■ **Exercise**: Repeat the records in full and exactly, omitting pictures.

---+---

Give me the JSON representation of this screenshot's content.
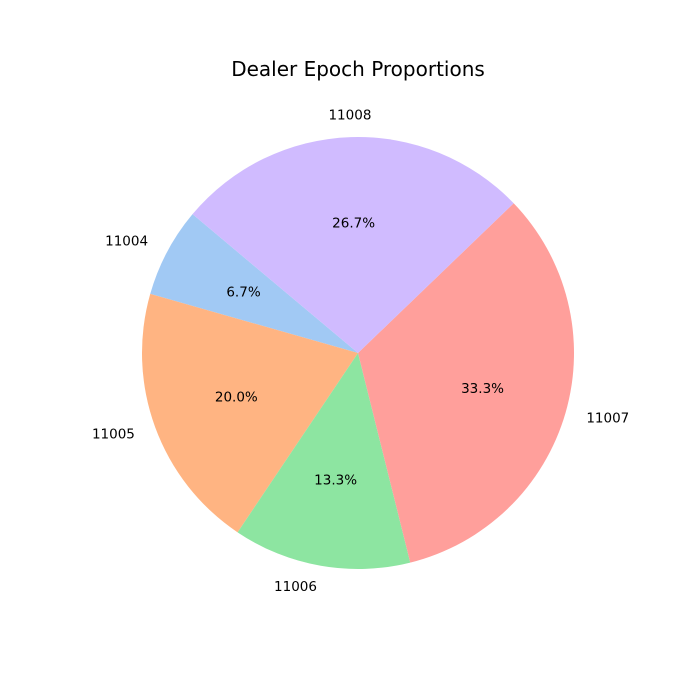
{
  "chart_data": {
    "type": "pie",
    "title": "Dealer Epoch Proportions",
    "start_angle_deg": 140,
    "direction": "counterclockwise",
    "slices": [
      {
        "label": "11004",
        "value": 6.7,
        "pct_label": "6.7%",
        "color": "#a1c9f4"
      },
      {
        "label": "11005",
        "value": 20.0,
        "pct_label": "20.0%",
        "color": "#ffb482"
      },
      {
        "label": "11006",
        "value": 13.3,
        "pct_label": "13.3%",
        "color": "#8de5a1"
      },
      {
        "label": "11007",
        "value": 33.3,
        "pct_label": "33.3%",
        "color": "#ff9f9b"
      },
      {
        "label": "11008",
        "value": 26.7,
        "pct_label": "26.7%",
        "color": "#d0bbff"
      }
    ],
    "legend": "none",
    "grid": false
  }
}
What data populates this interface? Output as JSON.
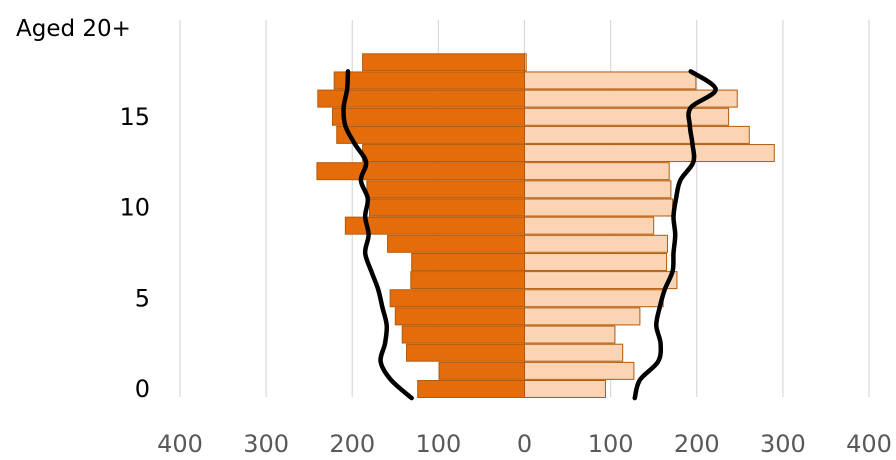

---+---

■ **Full response**:
Give me the JSON representation of this screenshot's content.
{
  "chart_data": {
    "type": "pie",
    "title": "Dealer Epoch Proportions",
    "start_angle_deg": 140,
    "direction": "counterclockwise",
    "slices": [
      {
        "label": "11004",
        "value": 6.7,
        "pct_label": "6.7%",
        "color": "#a1c9f4"
      },
      {
        "label": "11005",
        "value": 20.0,
        "pct_label": "20.0%",
        "color": "#ffb482"
      },
      {
        "label": "11006",
        "value": 13.3,
        "pct_label": "13.3%",
        "color": "#8de5a1"
      },
      {
        "label": "11007",
        "value": 33.3,
        "pct_label": "33.3%",
        "color": "#ff9f9b"
      },
      {
        "label": "11008",
        "value": 26.7,
        "pct_label": "26.7%",
        "color": "#d0bbff"
      }
    ],
    "legend": "none",
    "grid": false
  }
}
What data populates this interface? Output as JSON.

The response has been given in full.